**Requirements:** Each line that follows should be printed again exactly as it stands.

※ ※ ※

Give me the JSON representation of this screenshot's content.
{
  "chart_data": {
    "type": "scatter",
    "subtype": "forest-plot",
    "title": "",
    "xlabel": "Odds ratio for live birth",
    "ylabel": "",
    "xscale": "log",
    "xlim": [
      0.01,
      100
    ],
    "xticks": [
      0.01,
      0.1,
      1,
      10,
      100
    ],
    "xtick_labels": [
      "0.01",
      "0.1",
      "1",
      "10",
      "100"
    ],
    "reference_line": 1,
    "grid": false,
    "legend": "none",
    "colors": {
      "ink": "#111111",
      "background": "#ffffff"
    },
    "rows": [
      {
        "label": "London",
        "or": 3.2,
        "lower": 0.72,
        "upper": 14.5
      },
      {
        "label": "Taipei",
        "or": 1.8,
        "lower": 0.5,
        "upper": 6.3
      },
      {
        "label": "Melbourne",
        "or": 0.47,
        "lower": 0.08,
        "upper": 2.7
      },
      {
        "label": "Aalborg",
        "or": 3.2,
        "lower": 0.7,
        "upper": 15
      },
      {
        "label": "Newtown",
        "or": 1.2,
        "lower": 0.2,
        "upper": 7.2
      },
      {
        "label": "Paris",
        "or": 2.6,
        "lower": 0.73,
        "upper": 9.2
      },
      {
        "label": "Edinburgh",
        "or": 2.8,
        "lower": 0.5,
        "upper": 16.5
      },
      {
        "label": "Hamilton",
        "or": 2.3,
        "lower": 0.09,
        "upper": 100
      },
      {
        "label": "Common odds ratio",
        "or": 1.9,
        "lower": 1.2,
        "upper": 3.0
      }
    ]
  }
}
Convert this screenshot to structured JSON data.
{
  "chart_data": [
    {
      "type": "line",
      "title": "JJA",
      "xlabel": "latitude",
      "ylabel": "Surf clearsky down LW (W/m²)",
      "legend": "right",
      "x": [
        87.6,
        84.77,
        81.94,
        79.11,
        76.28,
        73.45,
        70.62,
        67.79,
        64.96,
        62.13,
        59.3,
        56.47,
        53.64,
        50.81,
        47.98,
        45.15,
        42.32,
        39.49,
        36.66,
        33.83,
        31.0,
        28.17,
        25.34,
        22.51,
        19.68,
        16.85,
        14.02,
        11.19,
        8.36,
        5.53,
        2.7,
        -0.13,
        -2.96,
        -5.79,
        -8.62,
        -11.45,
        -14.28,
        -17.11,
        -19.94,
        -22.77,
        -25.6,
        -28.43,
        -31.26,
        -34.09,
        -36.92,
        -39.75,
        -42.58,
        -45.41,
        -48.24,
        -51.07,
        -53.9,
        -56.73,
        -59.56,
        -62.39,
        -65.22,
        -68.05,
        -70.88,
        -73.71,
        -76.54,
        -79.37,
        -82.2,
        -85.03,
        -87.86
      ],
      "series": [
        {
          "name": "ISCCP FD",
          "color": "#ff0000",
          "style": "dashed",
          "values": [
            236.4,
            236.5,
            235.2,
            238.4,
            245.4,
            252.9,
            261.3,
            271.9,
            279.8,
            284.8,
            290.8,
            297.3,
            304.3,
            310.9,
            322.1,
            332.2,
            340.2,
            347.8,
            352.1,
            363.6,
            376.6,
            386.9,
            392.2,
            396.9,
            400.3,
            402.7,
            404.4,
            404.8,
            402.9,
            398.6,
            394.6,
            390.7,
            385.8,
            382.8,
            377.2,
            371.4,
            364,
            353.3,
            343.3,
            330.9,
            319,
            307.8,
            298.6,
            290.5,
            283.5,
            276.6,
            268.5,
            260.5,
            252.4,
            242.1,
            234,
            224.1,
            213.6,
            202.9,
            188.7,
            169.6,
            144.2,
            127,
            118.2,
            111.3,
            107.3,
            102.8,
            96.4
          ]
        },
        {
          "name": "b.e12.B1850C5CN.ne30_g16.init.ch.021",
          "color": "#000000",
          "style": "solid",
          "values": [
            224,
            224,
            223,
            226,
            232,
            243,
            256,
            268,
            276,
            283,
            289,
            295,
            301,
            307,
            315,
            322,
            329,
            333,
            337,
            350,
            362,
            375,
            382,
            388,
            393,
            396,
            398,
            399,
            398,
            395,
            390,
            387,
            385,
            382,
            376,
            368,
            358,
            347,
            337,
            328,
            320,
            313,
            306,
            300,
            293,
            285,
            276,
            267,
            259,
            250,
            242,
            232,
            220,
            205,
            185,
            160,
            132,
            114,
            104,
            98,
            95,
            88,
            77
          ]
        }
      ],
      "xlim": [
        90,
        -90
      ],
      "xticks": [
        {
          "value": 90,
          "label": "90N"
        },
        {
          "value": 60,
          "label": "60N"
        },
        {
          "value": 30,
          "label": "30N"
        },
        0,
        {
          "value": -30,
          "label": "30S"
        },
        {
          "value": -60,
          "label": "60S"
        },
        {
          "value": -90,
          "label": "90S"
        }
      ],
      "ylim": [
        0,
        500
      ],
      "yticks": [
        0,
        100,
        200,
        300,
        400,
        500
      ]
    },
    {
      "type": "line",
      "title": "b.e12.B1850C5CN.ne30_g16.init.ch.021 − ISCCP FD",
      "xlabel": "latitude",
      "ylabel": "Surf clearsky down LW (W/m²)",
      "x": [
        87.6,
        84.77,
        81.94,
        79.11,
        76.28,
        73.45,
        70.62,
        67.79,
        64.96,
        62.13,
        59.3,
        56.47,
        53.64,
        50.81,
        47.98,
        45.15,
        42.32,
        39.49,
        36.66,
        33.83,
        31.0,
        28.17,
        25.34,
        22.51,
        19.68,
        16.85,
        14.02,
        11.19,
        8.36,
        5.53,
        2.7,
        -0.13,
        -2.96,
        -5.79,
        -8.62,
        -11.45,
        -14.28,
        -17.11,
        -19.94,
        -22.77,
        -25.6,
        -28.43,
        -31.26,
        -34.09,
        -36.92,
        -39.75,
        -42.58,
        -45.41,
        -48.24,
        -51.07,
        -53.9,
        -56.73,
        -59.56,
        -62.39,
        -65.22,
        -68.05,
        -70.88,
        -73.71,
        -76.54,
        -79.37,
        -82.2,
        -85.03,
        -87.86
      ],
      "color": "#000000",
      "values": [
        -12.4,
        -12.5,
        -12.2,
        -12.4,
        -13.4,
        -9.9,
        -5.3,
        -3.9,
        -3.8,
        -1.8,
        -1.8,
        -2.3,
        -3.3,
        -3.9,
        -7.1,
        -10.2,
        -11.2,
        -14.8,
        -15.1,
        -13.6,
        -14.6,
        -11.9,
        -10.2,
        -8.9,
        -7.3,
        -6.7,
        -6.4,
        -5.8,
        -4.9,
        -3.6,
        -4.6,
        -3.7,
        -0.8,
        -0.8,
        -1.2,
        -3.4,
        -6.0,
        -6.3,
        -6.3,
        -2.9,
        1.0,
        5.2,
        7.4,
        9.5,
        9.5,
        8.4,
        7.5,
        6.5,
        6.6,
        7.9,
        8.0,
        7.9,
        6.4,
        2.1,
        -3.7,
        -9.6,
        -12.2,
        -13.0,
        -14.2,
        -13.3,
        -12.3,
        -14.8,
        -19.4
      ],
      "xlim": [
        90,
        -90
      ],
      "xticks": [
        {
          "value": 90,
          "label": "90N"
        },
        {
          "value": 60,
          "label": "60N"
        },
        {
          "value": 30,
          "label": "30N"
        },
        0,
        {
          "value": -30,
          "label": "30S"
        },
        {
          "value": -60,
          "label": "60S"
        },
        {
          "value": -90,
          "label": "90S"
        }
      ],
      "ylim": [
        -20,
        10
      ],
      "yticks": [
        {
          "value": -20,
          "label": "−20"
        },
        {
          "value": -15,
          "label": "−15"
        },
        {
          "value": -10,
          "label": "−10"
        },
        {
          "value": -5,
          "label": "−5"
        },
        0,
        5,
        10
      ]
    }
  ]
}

※ ※ ※

**Full answer:**
Give me the JSON representation of this screenshot's content.
{
  "chart_data": {
    "type": "scatter",
    "subtype": "forest-plot",
    "title": "",
    "xlabel": "Odds ratio for live birth",
    "ylabel": "",
    "xscale": "log",
    "xlim": [
      0.01,
      100
    ],
    "xticks": [
      0.01,
      0.1,
      1,
      10,
      100
    ],
    "xtick_labels": [
      "0.01",
      "0.1",
      "1",
      "10",
      "100"
    ],
    "reference_line": 1,
    "grid": false,
    "legend": "none",
    "colors": {
      "ink": "#111111",
      "background": "#ffffff"
    },
    "rows": [
      {
        "label": "London",
        "or": 3.2,
        "lower": 0.72,
        "upper": 14.5
      },
      {
        "label": "Taipei",
        "or": 1.8,
        "lower": 0.5,
        "upper": 6.3
      },
      {
        "label": "Melbourne",
        "or": 0.47,
        "lower": 0.08,
        "upper": 2.7
      },
      {
        "label": "Aalborg",
        "or": 3.2,
        "lower": 0.7,
        "upper": 15
      },
      {
        "label": "Newtown",
        "or": 1.2,
        "lower": 0.2,
        "upper": 7.2
      },
      {
        "label": "Paris",
        "or": 2.6,
        "lower": 0.73,
        "upper": 9.2
      },
      {
        "label": "Edinburgh",
        "or": 2.8,
        "lower": 0.5,
        "upper": 16.5
      },
      {
        "label": "Hamilton",
        "or": 2.3,
        "lower": 0.09,
        "upper": 100
      },
      {
        "label": "Common odds ratio",
        "or": 1.9,
        "lower": 1.2,
        "upper": 3.0
      }
    ]
  }
}
Convert this screenshot to structured JSON data.
{
  "chart_data": [
    {
      "type": "line",
      "title": "JJA",
      "xlabel": "latitude",
      "ylabel": "Surf clearsky down LW (W/m²)",
      "legend": "right",
      "x": [
        87.6,
        84.77,
        81.94,
        79.11,
        76.28,
        73.45,
        70.62,
        67.79,
        64.96,
        62.13,
        59.3,
        56.47,
        53.64,
        50.81,
        47.98,
        45.15,
        42.32,
        39.49,
        36.66,
        33.83,
        31.0,
        28.17,
        25.34,
        22.51,
        19.68,
        16.85,
        14.02,
        11.19,
        8.36,
        5.53,
        2.7,
        -0.13,
        -2.96,
        -5.79,
        -8.62,
        -11.45,
        -14.28,
        -17.11,
        -19.94,
        -22.77,
        -25.6,
        -28.43,
        -31.26,
        -34.09,
        -36.92,
        -39.75,
        -42.58,
        -45.41,
        -48.24,
        -51.07,
        -53.9,
        -56.73,
        -59.56,
        -62.39,
        -65.22,
        -68.05,
        -70.88,
        -73.71,
        -76.54,
        -79.37,
        -82.2,
        -85.03,
        -87.86
      ],
      "series": [
        {
          "name": "ISCCP FD",
          "color": "#ff0000",
          "style": "dashed",
          "values": [
            236.4,
            236.5,
            235.2,
            238.4,
            245.4,
            252.9,
            261.3,
            271.9,
            279.8,
            284.8,
            290.8,
            297.3,
            304.3,
            310.9,
            322.1,
            332.2,
            340.2,
            347.8,
            352.1,
            363.6,
            376.6,
            386.9,
            392.2,
            396.9,
            400.3,
            402.7,
            404.4,
            404.8,
            402.9,
            398.6,
            394.6,
            390.7,
            385.8,
            382.8,
            377.2,
            371.4,
            364,
            353.3,
            343.3,
            330.9,
            319,
            307.8,
            298.6,
            290.5,
            283.5,
            276.6,
            268.5,
            260.5,
            252.4,
            242.1,
            234,
            224.1,
            213.6,
            202.9,
            188.7,
            169.6,
            144.2,
            127,
            118.2,
            111.3,
            107.3,
            102.8,
            96.4
          ]
        },
        {
          "name": "b.e12.B1850C5CN.ne30_g16.init.ch.021",
          "color": "#000000",
          "style": "solid",
          "values": [
            224,
            224,
            223,
            226,
            232,
            243,
            256,
            268,
            276,
            283,
            289,
            295,
            301,
            307,
            315,
            322,
            329,
            333,
            337,
            350,
            362,
            375,
            382,
            388,
            393,
            396,
            398,
            399,
            398,
            395,
            390,
            387,
            385,
            382,
            376,
            368,
            358,
            347,
            337,
            328,
            320,
            313,
            306,
            300,
            293,
            285,
            276,
            267,
            259,
            250,
            242,
            232,
            220,
            205,
            185,
            160,
            132,
            114,
            104,
            98,
            95,
            88,
            77
          ]
        }
      ],
      "xlim": [
        90,
        -90
      ],
      "xticks": [
        {
          "value": 90,
          "label": "90N"
        },
        {
          "value": 60,
          "label": "60N"
        },
        {
          "value": 30,
          "label": "30N"
        },
        0,
        {
          "value": -30,
          "label": "30S"
        },
        {
          "value": -60,
          "label": "60S"
        },
        {
          "value": -90,
          "label": "90S"
        }
      ],
      "ylim": [
        0,
        500
      ],
      "yticks": [
        0,
        100,
        200,
        300,
        400,
        500
      ]
    },
    {
      "type": "line",
      "title": "b.e12.B1850C5CN.ne30_g16.init.ch.021 − ISCCP FD",
      "xlabel": "latitude",
      "ylabel": "Surf clearsky down LW (W/m²)",
      "x": [
        87.6,
        84.77,
        81.94,
        79.11,
        76.28,
        73.45,
        70.62,
        67.79,
        64.96,
        62.13,
        59.3,
        56.47,
        53.64,
        50.81,
        47.98,
        45.15,
        42.32,
        39.49,
        36.66,
        33.83,
        31.0,
        28.17,
        25.34,
        22.51,
        19.68,
        16.85,
        14.02,
        11.19,
        8.36,
        5.53,
        2.7,
        -0.13,
        -2.96,
        -5.79,
        -8.62,
        -11.45,
        -14.28,
        -17.11,
        -19.94,
        -22.77,
        -25.6,
        -28.43,
        -31.26,
        -34.09,
        -36.92,
        -39.75,
        -42.58,
        -45.41,
        -48.24,
        -51.07,
        -53.9,
        -56.73,
        -59.56,
        -62.39,
        -65.22,
        -68.05,
        -70.88,
        -73.71,
        -76.54,
        -79.37,
        -82.2,
        -85.03,
        -87.86
      ],
      "color": "#000000",
      "values": [
        -12.4,
        -12.5,
        -12.2,
        -12.4,
        -13.4,
        -9.9,
        -5.3,
        -3.9,
        -3.8,
        -1.8,
        -1.8,
        -2.3,
        -3.3,
        -3.9,
        -7.1,
        -10.2,
        -11.2,
        -14.8,
        -15.1,
        -13.6,
        -14.6,
        -11.9,
        -10.2,
        -8.9,
        -7.3,
        -6.7,
        -6.4,
        -5.8,
        -4.9,
        -3.6,
        -4.6,
        -3.7,
        -0.8,
        -0.8,
        -1.2,
        -3.4,
        -6.0,
        -6.3,
        -6.3,
        -2.9,
        1.0,
        5.2,
        7.4,
        9.5,
        9.5,
        8.4,
        7.5,
        6.5,
        6.6,
        7.9,
        8.0,
        7.9,
        6.4,
        2.1,
        -3.7,
        -9.6,
        -12.2,
        -13.0,
        -14.2,
        -13.3,
        -12.3,
        -14.8,
        -19.4
      ],
      "xlim": [
        90,
        -90
      ],
      "xticks": [
        {
          "value": 90,
          "label": "90N"
        },
        {
          "value": 60,
          "label": "60N"
        },
        {
          "value": 30,
          "label": "30N"
        },
        0,
        {
          "value": -30,
          "label": "30S"
        },
        {
          "value": -60,
          "label": "60S"
        },
        {
          "value": -90,
          "label": "90S"
        }
      ],
      "ylim": [
        -20,
        10
      ],
      "yticks": [
        {
          "value": -20,
          "label": "−20"
        },
        {
          "value": -15,
          "label": "−15"
        },
        {
          "value": -10,
          "label": "−10"
        },
        {
          "value": -5,
          "label": "−5"
        },
        0,
        5,
        10
      ]
    }
  ]
}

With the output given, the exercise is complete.